__What you are asked to do__. Each entry that follows should be written again verbatim.

Data supplied: Begin

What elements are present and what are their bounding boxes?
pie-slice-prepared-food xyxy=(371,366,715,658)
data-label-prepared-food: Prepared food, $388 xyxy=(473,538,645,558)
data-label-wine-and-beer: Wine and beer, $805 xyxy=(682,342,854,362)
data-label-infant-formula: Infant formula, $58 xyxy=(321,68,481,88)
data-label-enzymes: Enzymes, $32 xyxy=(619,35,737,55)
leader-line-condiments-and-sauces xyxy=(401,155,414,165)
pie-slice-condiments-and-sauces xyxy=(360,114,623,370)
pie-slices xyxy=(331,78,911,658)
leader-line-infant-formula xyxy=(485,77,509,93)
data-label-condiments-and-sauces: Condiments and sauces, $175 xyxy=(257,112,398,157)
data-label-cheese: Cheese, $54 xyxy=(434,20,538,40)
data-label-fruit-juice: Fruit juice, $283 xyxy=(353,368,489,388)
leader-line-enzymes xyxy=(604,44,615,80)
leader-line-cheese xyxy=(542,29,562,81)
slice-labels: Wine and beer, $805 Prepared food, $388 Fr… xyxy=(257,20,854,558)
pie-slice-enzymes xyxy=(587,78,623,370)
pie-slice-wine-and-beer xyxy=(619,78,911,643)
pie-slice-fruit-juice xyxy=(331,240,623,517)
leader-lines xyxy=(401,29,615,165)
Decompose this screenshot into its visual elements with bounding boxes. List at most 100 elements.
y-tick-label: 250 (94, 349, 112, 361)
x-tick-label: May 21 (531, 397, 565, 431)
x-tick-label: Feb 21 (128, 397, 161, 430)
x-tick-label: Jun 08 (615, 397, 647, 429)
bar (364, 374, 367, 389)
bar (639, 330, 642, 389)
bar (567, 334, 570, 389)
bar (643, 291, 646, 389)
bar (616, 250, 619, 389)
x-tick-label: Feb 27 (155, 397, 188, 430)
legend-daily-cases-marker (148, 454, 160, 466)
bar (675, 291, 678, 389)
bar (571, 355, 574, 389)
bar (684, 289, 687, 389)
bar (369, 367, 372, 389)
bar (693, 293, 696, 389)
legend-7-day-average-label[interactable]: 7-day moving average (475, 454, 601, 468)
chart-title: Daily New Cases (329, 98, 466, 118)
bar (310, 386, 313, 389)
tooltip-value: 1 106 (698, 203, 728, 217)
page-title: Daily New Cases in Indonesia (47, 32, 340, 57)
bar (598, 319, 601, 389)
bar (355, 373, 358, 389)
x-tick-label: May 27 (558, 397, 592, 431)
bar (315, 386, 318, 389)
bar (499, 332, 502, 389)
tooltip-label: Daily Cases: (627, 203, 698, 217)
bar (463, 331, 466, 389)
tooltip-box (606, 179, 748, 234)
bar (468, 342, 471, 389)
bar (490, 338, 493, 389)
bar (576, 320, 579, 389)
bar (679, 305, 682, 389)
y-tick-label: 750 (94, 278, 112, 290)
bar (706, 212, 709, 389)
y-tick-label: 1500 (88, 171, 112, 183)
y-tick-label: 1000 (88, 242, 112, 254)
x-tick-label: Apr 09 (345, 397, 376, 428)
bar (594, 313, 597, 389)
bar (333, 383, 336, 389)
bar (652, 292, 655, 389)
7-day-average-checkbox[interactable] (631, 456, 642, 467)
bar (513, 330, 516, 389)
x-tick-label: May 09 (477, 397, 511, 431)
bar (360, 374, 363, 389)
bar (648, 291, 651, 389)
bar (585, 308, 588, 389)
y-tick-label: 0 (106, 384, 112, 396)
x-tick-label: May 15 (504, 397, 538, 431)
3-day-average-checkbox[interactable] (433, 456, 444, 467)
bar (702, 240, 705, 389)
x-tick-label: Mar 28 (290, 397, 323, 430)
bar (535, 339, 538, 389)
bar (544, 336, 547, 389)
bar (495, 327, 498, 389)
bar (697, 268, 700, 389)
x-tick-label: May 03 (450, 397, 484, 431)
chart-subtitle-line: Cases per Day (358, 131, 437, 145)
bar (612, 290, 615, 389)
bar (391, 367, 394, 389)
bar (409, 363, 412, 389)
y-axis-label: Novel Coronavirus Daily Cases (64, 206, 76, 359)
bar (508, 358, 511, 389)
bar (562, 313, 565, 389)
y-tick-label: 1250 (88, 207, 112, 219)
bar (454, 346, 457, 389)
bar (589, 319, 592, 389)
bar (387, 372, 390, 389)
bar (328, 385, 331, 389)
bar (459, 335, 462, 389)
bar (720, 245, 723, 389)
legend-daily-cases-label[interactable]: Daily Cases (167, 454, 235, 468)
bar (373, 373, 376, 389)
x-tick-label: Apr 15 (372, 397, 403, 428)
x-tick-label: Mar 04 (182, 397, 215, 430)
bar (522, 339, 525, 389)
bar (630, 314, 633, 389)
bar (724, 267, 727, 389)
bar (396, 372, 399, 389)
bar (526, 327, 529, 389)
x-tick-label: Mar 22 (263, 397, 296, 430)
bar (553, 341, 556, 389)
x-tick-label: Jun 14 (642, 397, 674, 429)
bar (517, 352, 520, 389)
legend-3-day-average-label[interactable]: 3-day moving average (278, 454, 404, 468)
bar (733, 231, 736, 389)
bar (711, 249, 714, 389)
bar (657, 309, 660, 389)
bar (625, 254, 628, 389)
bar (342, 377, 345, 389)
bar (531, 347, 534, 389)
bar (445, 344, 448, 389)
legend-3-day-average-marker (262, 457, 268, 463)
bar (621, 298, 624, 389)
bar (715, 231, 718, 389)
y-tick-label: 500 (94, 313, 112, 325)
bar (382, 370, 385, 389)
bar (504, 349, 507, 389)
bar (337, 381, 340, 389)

Data supplied: End

__Exercise output__.
What elements are present and what are their bounding boxes?
pie-slice-prepared-food xyxy=(371,366,715,658)
data-label-prepared-food: Prepared food, $388 xyxy=(473,538,645,558)
data-label-wine-and-beer: Wine and beer, $805 xyxy=(682,342,854,362)
data-label-infant-formula: Infant formula, $58 xyxy=(321,68,481,88)
data-label-enzymes: Enzymes, $32 xyxy=(619,35,737,55)
leader-line-condiments-and-sauces xyxy=(401,155,414,165)
pie-slice-condiments-and-sauces xyxy=(360,114,623,370)
pie-slices xyxy=(331,78,911,658)
leader-line-infant-formula xyxy=(485,77,509,93)
data-label-condiments-and-sauces: Condiments and sauces, $175 xyxy=(257,112,398,157)
data-label-cheese: Cheese, $54 xyxy=(434,20,538,40)
data-label-fruit-juice: Fruit juice, $283 xyxy=(353,368,489,388)
leader-line-enzymes xyxy=(604,44,615,80)
leader-line-cheese xyxy=(542,29,562,81)
slice-labels: Wine and beer, $805 Prepared food, $388 Fr… xyxy=(257,20,854,558)
pie-slice-enzymes xyxy=(587,78,623,370)
pie-slice-wine-and-beer xyxy=(619,78,911,643)
pie-slice-fruit-juice xyxy=(331,240,623,517)
leader-lines xyxy=(401,29,615,165)
Decompose this screenshot into its visual elements with bounding boxes. List at most 100 elements.
y-tick-label: 250 (94, 349, 112, 361)
x-tick-label: May 21 (531, 397, 565, 431)
x-tick-label: Feb 21 (128, 397, 161, 430)
x-tick-label: Jun 08 (615, 397, 647, 429)
bar (364, 374, 367, 389)
bar (639, 330, 642, 389)
bar (567, 334, 570, 389)
bar (643, 291, 646, 389)
bar (616, 250, 619, 389)
x-tick-label: Feb 27 (155, 397, 188, 430)
legend-daily-cases-marker (148, 454, 160, 466)
bar (675, 291, 678, 389)
bar (571, 355, 574, 389)
bar (684, 289, 687, 389)
bar (369, 367, 372, 389)
bar (693, 293, 696, 389)
legend-7-day-average-label[interactable]: 7-day moving average (475, 454, 601, 468)
chart-title: Daily New Cases (329, 98, 466, 118)
bar (310, 386, 313, 389)
tooltip-value: 1 106 (698, 203, 728, 217)
page-title: Daily New Cases in Indonesia (47, 32, 340, 57)
bar (598, 319, 601, 389)
bar (355, 373, 358, 389)
x-tick-label: May 27 (558, 397, 592, 431)
bar (315, 386, 318, 389)
bar (499, 332, 502, 389)
tooltip-label: Daily Cases: (627, 203, 698, 217)
bar (463, 331, 466, 389)
tooltip-box (606, 179, 748, 234)
bar (468, 342, 471, 389)
bar (490, 338, 493, 389)
bar (576, 320, 579, 389)
bar (679, 305, 682, 389)
y-tick-label: 750 (94, 278, 112, 290)
bar (706, 212, 709, 389)
y-tick-label: 1500 (88, 171, 112, 183)
y-tick-label: 1000 (88, 242, 112, 254)
x-tick-label: Apr 09 (345, 397, 376, 428)
bar (594, 313, 597, 389)
bar (333, 383, 336, 389)
bar (652, 292, 655, 389)
7-day-average-checkbox[interactable] (631, 456, 642, 467)
bar (513, 330, 516, 389)
x-tick-label: May 09 (477, 397, 511, 431)
bar (360, 374, 363, 389)
bar (648, 291, 651, 389)
bar (585, 308, 588, 389)
y-tick-label: 0 (106, 384, 112, 396)
x-tick-label: May 15 (504, 397, 538, 431)
3-day-average-checkbox[interactable] (433, 456, 444, 467)
bar (702, 240, 705, 389)
x-tick-label: Mar 28 (290, 397, 323, 430)
bar (535, 339, 538, 389)
bar (544, 336, 547, 389)
bar (495, 327, 498, 389)
bar (697, 268, 700, 389)
x-tick-label: May 03 (450, 397, 484, 431)
chart-subtitle-line: Cases per Day (358, 131, 437, 145)
bar (612, 290, 615, 389)
bar (391, 367, 394, 389)
bar (409, 363, 412, 389)
y-axis-label: Novel Coronavirus Daily Cases (64, 206, 76, 359)
bar (508, 358, 511, 389)
bar (562, 313, 565, 389)
y-tick-label: 1250 (88, 207, 112, 219)
bar (454, 346, 457, 389)
bar (589, 319, 592, 389)
bar (387, 372, 390, 389)
bar (328, 385, 331, 389)
bar (459, 335, 462, 389)
bar (720, 245, 723, 389)
legend-daily-cases-label[interactable]: Daily Cases (167, 454, 235, 468)
bar (373, 373, 376, 389)
x-tick-label: Apr 15 (372, 397, 403, 428)
x-tick-label: Mar 04 (182, 397, 215, 430)
bar (522, 339, 525, 389)
bar (630, 314, 633, 389)
bar (724, 267, 727, 389)
bar (396, 372, 399, 389)
bar (526, 327, 529, 389)
x-tick-label: Mar 22 (263, 397, 296, 430)
bar (553, 341, 556, 389)
x-tick-label: Jun 14 (642, 397, 674, 429)
bar (517, 352, 520, 389)
legend-3-day-average-label[interactable]: 3-day moving average (278, 454, 404, 468)
bar (733, 231, 736, 389)
bar (711, 249, 714, 389)
bar (657, 309, 660, 389)
bar (625, 254, 628, 389)
bar (342, 377, 345, 389)
bar (531, 347, 534, 389)
bar (445, 344, 448, 389)
legend-3-day-average-marker (262, 457, 268, 463)
bar (621, 298, 624, 389)
bar (715, 231, 718, 389)
y-tick-label: 500 (94, 313, 112, 325)
bar (382, 370, 385, 389)
bar (504, 349, 507, 389)
bar (337, 381, 340, 389)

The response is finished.